● Problem statement: Identify each line containing the word "Audio" and copy it.

● Data shown:
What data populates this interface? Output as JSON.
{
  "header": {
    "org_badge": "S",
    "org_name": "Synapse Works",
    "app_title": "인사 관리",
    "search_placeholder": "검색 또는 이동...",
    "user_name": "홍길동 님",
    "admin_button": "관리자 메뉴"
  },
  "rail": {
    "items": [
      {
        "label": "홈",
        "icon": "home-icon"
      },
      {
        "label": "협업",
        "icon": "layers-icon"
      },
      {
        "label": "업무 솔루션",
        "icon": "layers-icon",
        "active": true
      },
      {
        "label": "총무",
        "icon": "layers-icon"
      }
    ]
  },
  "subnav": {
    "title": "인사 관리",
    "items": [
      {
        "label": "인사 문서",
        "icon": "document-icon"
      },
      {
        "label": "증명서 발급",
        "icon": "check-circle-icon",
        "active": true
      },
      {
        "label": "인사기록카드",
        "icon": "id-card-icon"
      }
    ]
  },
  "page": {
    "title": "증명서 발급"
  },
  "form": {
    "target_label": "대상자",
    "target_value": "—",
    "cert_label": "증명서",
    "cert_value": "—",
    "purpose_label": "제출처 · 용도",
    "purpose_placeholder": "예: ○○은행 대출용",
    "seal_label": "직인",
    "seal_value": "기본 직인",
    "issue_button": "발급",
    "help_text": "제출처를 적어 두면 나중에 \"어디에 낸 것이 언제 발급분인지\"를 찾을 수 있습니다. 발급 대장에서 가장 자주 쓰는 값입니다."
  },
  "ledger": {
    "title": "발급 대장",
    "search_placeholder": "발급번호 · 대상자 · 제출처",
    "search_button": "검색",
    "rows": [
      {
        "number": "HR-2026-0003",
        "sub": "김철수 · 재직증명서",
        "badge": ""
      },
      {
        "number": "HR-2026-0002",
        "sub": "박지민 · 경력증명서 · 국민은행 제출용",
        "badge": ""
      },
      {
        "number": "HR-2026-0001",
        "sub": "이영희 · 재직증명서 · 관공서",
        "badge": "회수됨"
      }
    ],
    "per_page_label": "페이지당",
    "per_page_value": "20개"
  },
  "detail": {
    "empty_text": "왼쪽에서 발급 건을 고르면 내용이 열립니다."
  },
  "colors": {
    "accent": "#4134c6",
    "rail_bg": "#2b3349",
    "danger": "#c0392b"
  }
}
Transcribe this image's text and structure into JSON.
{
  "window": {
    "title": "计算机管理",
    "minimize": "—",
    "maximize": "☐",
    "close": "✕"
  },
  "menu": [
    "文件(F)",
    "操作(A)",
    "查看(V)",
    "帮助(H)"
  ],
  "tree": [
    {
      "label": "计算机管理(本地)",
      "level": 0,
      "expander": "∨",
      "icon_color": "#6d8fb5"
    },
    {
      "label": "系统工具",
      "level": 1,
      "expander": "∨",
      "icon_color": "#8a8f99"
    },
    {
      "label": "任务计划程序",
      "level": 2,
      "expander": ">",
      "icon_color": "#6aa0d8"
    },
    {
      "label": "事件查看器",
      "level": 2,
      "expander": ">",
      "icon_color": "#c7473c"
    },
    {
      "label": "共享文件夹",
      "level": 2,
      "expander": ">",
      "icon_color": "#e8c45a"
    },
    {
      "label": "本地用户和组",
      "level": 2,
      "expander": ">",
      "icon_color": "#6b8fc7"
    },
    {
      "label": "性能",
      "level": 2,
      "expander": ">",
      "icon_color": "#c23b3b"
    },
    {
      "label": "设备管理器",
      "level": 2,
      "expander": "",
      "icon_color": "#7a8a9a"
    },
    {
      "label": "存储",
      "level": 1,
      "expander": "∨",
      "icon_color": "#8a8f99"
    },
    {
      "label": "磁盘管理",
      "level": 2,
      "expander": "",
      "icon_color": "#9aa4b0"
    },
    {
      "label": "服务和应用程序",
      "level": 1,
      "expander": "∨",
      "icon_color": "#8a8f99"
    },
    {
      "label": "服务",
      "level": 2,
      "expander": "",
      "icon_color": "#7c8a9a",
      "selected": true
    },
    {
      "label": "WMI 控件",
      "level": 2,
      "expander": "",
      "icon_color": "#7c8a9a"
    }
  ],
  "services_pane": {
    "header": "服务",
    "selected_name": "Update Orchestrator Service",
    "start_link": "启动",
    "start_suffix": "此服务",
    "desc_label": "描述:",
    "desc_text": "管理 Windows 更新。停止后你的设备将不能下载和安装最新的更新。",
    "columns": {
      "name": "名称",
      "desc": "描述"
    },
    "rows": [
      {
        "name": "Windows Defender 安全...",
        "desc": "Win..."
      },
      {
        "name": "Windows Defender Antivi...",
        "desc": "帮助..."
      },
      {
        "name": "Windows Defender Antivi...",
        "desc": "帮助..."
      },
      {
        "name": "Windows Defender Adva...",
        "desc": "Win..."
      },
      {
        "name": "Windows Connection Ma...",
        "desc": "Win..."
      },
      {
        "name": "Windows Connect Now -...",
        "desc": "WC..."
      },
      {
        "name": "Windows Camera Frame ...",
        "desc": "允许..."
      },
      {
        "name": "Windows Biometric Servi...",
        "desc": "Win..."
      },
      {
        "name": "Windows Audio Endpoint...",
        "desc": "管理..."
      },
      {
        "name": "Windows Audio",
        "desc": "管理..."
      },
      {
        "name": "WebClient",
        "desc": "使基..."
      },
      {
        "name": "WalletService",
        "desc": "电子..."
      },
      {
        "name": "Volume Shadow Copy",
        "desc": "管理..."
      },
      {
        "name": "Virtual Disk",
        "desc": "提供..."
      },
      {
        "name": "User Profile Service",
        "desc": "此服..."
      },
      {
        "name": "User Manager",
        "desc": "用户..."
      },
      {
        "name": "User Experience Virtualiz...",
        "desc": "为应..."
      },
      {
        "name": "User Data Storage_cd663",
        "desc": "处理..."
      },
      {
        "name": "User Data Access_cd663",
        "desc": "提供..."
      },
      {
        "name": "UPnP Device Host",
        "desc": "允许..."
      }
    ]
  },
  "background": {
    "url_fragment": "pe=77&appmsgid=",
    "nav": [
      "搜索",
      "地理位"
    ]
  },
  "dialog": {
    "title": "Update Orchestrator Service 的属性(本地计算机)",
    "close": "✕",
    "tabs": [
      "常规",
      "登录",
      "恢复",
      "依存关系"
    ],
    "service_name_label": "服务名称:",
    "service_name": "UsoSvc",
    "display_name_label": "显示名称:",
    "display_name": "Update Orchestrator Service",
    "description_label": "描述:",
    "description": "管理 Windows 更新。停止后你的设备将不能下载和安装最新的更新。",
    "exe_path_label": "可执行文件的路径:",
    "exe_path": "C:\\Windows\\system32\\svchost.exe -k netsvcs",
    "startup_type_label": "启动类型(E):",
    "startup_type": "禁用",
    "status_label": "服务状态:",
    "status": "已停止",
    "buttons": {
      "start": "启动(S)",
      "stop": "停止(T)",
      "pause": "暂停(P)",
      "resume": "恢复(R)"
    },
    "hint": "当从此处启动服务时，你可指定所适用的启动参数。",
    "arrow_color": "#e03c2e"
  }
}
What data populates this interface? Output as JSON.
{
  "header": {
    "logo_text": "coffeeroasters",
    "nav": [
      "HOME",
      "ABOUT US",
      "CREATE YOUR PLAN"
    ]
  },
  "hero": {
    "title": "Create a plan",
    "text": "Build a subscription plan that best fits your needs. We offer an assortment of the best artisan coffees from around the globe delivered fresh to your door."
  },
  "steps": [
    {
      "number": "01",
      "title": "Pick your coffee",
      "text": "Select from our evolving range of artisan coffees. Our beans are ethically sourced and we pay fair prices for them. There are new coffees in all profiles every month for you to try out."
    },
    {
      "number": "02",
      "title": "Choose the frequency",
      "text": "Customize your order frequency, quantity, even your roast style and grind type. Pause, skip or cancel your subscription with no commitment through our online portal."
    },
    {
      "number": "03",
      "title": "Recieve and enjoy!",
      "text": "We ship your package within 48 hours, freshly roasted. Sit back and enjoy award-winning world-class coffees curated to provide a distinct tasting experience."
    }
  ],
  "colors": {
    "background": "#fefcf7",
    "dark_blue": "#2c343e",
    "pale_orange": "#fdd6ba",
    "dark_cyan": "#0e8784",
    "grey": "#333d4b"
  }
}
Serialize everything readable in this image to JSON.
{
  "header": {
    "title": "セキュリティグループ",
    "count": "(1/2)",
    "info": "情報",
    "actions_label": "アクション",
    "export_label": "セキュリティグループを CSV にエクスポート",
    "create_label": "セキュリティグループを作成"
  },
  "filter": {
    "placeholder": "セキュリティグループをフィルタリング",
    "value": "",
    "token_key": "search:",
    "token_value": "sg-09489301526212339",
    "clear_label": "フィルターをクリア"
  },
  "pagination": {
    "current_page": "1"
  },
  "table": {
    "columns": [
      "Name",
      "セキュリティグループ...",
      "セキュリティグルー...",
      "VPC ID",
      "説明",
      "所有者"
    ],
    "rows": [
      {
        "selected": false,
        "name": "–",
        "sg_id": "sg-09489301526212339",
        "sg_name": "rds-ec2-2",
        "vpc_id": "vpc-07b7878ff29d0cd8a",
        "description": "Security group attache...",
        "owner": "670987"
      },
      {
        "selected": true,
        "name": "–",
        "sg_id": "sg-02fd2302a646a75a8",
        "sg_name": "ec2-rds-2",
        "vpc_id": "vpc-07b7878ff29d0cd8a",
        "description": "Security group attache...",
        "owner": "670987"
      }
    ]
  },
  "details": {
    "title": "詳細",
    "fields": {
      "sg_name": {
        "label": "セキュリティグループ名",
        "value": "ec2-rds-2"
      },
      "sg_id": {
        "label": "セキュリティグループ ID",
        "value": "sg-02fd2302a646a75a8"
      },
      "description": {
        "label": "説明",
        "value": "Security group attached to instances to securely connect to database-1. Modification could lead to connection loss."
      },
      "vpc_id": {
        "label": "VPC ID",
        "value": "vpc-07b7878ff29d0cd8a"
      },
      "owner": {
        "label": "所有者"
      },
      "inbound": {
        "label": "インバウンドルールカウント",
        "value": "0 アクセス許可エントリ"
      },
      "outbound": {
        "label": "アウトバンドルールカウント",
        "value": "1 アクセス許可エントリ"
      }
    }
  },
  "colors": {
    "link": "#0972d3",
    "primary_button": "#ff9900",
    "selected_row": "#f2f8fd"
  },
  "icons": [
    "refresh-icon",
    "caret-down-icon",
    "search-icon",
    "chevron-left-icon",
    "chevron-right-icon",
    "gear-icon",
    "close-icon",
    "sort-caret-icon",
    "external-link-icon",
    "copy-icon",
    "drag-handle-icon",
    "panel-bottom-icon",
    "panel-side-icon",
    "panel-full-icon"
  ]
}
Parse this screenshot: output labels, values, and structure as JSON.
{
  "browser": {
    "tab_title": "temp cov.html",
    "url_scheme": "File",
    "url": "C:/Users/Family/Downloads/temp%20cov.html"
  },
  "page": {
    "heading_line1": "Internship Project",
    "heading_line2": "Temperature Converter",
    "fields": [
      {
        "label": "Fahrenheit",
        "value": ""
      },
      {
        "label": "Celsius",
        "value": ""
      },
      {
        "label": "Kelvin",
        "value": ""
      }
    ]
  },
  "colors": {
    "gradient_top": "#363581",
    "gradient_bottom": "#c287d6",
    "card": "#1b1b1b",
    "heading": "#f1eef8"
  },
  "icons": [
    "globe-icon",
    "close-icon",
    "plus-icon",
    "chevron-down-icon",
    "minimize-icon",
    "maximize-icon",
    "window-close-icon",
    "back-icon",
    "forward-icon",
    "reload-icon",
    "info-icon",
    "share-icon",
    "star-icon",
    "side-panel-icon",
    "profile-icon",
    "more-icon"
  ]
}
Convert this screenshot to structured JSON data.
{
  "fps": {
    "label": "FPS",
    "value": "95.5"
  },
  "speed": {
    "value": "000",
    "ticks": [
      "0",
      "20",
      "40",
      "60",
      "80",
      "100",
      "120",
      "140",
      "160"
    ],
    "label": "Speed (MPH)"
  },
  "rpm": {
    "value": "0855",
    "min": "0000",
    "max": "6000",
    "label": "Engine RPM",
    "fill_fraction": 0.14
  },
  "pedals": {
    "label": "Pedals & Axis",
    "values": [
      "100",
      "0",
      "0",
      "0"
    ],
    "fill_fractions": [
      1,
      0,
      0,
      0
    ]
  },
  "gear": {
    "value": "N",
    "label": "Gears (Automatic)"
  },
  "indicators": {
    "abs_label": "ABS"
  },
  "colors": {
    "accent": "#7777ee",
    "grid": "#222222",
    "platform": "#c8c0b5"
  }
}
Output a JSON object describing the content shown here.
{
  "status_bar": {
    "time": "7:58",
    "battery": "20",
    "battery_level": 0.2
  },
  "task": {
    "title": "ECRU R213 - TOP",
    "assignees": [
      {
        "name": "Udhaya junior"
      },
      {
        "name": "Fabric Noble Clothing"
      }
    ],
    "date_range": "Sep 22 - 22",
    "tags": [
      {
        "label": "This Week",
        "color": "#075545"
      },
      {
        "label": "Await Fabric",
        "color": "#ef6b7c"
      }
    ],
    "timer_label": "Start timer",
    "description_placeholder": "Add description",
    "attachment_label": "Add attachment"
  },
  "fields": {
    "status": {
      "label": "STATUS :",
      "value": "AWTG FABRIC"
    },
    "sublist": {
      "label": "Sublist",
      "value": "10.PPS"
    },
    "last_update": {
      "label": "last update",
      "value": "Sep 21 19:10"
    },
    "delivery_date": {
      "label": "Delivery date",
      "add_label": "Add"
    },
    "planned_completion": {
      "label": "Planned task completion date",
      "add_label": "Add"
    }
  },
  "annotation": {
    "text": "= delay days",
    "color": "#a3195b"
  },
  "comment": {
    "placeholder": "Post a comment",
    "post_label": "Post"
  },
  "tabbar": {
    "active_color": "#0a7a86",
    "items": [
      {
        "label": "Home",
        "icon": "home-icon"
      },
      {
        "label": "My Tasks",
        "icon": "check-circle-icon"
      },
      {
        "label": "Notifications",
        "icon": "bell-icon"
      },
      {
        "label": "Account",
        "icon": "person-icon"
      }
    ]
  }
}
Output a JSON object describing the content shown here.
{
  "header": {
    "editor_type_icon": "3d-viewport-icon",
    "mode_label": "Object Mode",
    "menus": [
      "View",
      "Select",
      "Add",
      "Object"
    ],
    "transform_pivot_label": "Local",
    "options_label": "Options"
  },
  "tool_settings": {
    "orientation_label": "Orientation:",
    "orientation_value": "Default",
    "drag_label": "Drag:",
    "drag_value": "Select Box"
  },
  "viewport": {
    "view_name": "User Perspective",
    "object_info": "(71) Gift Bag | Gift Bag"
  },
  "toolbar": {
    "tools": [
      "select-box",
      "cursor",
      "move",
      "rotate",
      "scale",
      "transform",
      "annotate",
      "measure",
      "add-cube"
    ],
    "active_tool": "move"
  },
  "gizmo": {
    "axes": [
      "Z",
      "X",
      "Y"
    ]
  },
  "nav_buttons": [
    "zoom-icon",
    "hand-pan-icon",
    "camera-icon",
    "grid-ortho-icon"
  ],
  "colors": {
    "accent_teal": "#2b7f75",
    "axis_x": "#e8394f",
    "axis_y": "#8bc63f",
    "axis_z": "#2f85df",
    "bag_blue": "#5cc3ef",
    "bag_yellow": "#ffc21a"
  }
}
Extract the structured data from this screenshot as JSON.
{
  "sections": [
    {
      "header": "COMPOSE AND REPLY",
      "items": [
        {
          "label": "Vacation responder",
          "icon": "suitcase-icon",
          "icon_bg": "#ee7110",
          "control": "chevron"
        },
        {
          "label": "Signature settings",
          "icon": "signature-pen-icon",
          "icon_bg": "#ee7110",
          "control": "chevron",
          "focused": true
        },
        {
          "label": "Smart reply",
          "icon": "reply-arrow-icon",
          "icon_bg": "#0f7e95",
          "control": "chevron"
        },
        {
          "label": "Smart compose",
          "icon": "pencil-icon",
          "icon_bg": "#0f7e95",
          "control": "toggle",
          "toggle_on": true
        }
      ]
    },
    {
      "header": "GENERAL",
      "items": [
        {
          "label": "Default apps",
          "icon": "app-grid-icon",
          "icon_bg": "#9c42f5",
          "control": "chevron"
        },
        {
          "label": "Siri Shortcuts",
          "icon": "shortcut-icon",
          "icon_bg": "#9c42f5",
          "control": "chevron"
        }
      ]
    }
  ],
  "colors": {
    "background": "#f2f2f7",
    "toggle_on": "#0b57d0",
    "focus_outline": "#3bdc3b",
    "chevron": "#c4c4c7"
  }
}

● Response to the task:
        "name": "Windows Audio Endpoint...",
        "name": "Windows Audio",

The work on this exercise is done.